→ What you should do
Pick out the lines in the listing below that contain the word "document" and copy them.
******
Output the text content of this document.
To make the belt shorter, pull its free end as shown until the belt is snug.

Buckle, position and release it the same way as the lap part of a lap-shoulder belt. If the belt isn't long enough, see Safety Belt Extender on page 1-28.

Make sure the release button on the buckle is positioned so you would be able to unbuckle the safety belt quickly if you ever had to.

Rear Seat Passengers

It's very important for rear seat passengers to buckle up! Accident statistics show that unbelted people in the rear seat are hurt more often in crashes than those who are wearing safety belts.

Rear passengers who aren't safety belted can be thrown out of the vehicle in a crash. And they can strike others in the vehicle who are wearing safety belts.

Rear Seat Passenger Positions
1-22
******
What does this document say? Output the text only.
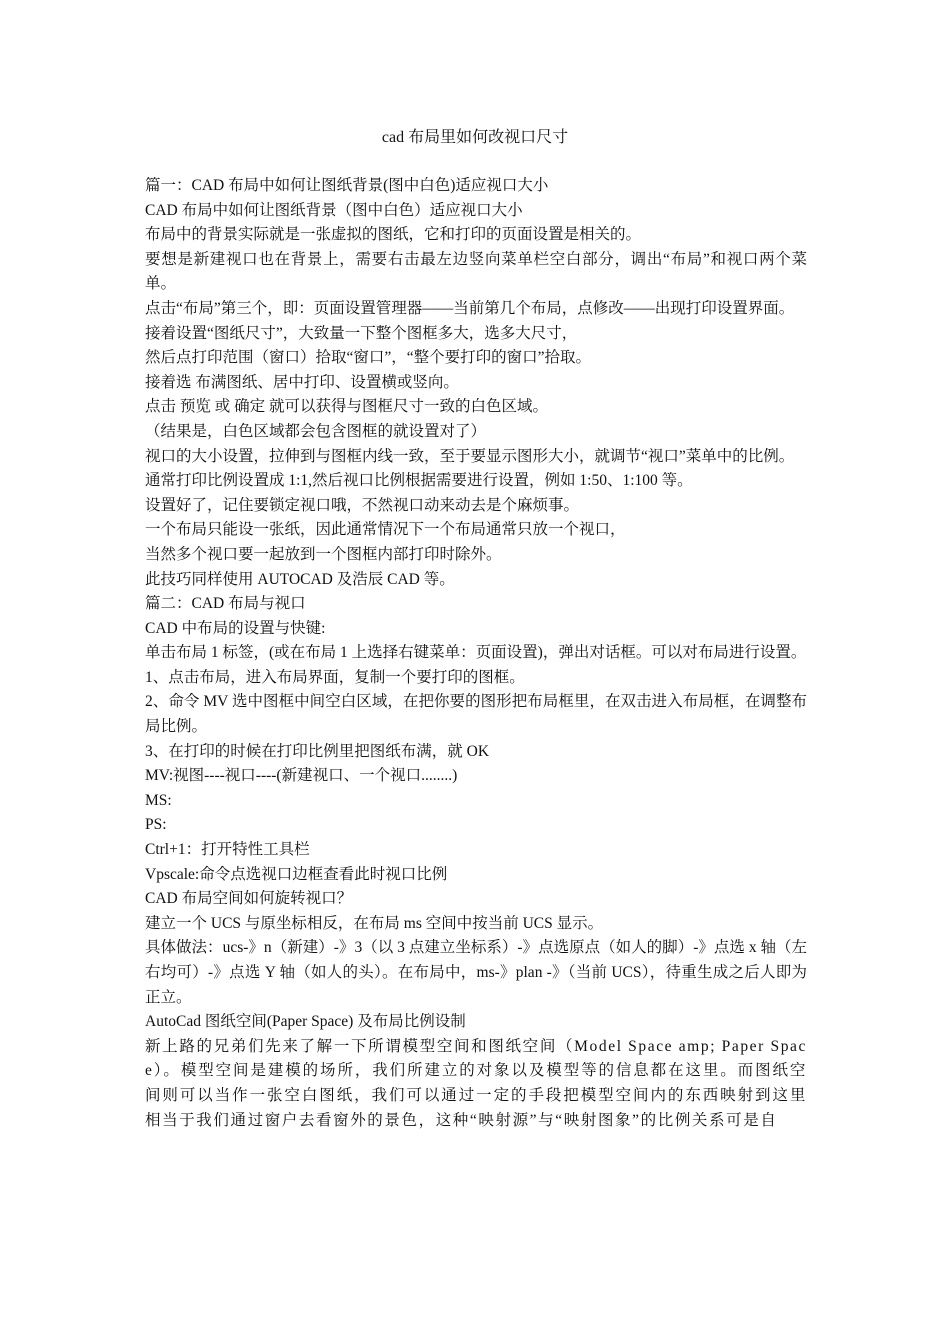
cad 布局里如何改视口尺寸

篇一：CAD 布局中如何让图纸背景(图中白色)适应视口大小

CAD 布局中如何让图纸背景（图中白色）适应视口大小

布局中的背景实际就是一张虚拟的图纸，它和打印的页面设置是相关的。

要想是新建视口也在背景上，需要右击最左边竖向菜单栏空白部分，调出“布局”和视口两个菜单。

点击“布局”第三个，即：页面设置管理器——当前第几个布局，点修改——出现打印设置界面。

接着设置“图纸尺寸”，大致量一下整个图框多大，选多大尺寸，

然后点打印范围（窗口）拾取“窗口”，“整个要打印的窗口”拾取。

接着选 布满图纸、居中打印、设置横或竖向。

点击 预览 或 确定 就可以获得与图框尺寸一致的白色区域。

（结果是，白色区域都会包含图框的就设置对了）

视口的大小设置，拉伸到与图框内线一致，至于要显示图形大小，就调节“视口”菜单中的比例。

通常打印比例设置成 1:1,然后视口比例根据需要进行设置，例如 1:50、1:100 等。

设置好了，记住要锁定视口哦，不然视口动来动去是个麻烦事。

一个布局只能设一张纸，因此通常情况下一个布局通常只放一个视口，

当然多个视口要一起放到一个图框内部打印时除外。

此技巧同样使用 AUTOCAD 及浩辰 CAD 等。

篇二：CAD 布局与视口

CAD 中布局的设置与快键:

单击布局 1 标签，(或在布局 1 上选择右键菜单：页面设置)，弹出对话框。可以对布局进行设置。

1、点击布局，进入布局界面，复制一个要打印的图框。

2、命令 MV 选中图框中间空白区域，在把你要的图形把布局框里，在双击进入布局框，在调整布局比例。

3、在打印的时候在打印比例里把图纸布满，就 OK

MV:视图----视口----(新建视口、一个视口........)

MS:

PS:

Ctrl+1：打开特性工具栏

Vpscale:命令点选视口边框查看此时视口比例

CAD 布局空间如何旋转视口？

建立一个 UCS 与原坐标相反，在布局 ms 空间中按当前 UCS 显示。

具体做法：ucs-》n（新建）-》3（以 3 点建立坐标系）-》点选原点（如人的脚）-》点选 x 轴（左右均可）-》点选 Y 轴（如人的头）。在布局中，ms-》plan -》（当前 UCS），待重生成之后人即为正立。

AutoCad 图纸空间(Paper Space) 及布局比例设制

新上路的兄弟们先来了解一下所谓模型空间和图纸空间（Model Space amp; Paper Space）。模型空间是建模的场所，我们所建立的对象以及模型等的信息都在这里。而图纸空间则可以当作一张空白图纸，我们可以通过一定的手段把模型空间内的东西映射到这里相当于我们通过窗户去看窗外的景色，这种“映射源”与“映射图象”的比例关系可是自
******
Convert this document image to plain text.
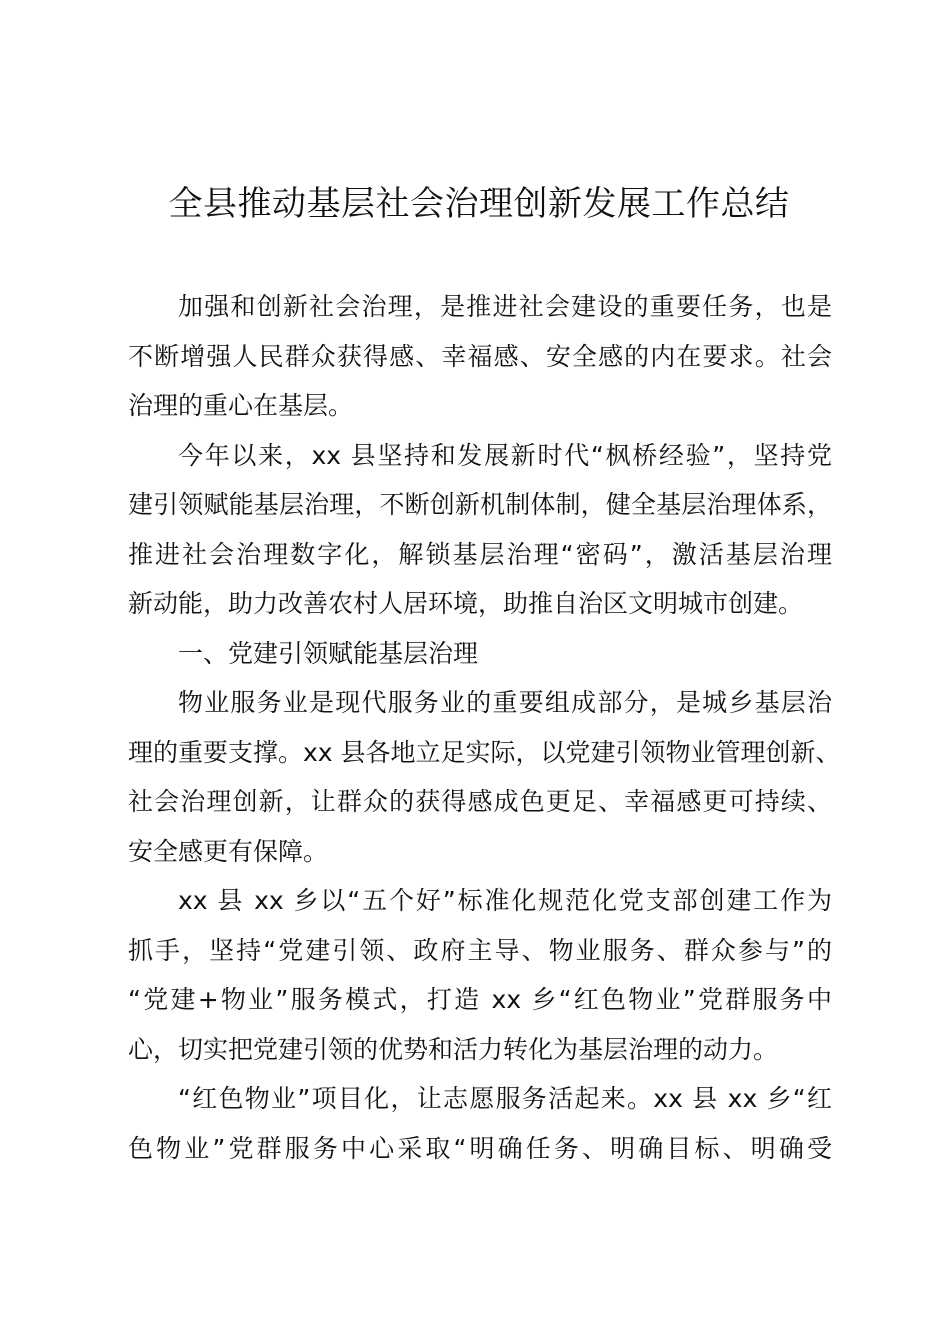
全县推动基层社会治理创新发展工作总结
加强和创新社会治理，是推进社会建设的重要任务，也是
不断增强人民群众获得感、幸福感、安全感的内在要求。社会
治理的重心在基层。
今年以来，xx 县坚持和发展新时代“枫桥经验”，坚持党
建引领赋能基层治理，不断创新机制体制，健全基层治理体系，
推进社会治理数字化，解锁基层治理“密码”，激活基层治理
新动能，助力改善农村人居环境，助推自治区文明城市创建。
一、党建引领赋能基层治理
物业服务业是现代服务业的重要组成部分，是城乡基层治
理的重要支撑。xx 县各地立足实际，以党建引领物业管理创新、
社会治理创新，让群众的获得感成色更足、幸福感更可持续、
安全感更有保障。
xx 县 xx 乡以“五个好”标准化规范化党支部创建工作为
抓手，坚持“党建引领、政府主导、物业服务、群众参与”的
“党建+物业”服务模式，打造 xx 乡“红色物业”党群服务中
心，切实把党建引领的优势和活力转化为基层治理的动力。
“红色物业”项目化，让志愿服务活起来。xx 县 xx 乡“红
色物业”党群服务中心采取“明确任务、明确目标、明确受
******
→ Solution to the exercise
Output the text content of this document.
What does this document say? Output the text only.
Convert this document image to plain text.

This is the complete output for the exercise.